Exercise directions: Below are some entries. Output each one exactly as it appears.

Records provided:
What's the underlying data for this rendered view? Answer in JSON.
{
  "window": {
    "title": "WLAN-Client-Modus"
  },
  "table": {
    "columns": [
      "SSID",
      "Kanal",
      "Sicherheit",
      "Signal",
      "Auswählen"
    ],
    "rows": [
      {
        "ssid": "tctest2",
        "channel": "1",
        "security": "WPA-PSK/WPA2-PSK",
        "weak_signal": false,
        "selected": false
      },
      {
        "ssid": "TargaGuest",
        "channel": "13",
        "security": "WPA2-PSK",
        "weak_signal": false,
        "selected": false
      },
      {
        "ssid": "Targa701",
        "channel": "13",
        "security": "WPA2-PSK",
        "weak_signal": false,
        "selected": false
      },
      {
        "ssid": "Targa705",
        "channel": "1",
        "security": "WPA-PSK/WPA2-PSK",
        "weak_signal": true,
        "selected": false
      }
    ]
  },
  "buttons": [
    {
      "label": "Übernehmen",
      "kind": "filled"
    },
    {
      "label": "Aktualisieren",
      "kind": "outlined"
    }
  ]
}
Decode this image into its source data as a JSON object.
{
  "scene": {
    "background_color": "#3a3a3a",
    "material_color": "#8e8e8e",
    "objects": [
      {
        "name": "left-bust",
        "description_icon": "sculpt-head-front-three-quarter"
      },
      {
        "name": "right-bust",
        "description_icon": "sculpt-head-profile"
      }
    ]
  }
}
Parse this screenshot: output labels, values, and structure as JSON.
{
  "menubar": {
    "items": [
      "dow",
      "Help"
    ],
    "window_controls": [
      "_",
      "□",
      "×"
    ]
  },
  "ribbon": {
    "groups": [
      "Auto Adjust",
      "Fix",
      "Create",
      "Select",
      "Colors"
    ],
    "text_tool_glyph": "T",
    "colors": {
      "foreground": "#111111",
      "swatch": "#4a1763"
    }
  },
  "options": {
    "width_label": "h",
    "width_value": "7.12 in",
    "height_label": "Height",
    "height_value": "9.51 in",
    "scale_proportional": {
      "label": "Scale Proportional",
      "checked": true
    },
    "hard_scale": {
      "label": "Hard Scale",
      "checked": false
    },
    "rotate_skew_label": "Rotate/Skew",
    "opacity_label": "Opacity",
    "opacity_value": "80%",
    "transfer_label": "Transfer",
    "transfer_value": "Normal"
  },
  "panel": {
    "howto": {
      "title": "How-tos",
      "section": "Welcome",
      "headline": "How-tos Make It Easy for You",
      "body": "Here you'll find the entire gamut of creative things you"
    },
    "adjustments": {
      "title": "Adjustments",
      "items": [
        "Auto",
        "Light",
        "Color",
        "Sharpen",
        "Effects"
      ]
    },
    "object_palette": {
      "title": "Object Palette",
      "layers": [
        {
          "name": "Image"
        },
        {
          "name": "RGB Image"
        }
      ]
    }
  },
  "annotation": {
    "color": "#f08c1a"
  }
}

Response below:
What's the underlying data for this rendered view? Answer in JSON.
{
  "window": {
    "title": "WLAN-Client-Modus"
  },
  "table": {
    "columns": [
      "SSID",
      "Kanal",
      "Sicherheit",
      "Signal",
      "Auswählen"
    ],
    "rows": [
      {
        "ssid": "tctest2",
        "channel": "1",
        "security": "WPA-PSK/WPA2-PSK",
        "weak_signal": false,
        "selected": false
      },
      {
        "ssid": "TargaGuest",
        "channel": "13",
        "security": "WPA2-PSK",
        "weak_signal": false,
        "selected": false
      },
      {
        "ssid": "Targa701",
        "channel": "13",
        "security": "WPA2-PSK",
        "weak_signal": false,
        "selected": false
      },
      {
        "ssid": "Targa705",
        "channel": "1",
        "security": "WPA-PSK/WPA2-PSK",
        "weak_signal": true,
        "selected": false
      }
    ]
  },
  "buttons": [
    {
      "label": "Übernehmen",
      "kind": "filled"
    },
    {
      "label": "Aktualisieren",
      "kind": "outlined"
    }
  ]
}
Decode this image into its source data as a JSON object.
{
  "scene": {
    "background_color": "#3a3a3a",
    "material_color": "#8e8e8e",
    "objects": [
      {
        "name": "left-bust",
        "description_icon": "sculpt-head-front-three-quarter"
      },
      {
        "name": "right-bust",
        "description_icon": "sculpt-head-profile"
      }
    ]
  }
}
Parse this screenshot: output labels, values, and structure as JSON.
{
  "menubar": {
    "items": [
      "dow",
      "Help"
    ],
    "window_controls": [
      "_",
      "□",
      "×"
    ]
  },
  "ribbon": {
    "groups": [
      "Auto Adjust",
      "Fix",
      "Create",
      "Select",
      "Colors"
    ],
    "text_tool_glyph": "T",
    "colors": {
      "foreground": "#111111",
      "swatch": "#4a1763"
    }
  },
  "options": {
    "width_label": "h",
    "width_value": "7.12 in",
    "height_label": "Height",
    "height_value": "9.51 in",
    "scale_proportional": {
      "label": "Scale Proportional",
      "checked": true
    },
    "hard_scale": {
      "label": "Hard Scale",
      "checked": false
    },
    "rotate_skew_label": "Rotate/Skew",
    "opacity_label": "Opacity",
    "opacity_value": "80%",
    "transfer_label": "Transfer",
    "transfer_value": "Normal"
  },
  "panel": {
    "howto": {
      "title": "How-tos",
      "section": "Welcome",
      "headline": "How-tos Make It Easy for You",
      "body": "Here you'll find the entire gamut of creative things you"
    },
    "adjustments": {
      "title": "Adjustments",
      "items": [
        "Auto",
        "Light",
        "Color",
        "Sharpen",
        "Effects"
      ]
    },
    "object_palette": {
      "title": "Object Palette",
      "layers": [
        {
          "name": "Image"
        },
        {
          "name": "RGB Image"
        }
      ]
    }
  },
  "annotation": {
    "color": "#f08c1a"
  }
}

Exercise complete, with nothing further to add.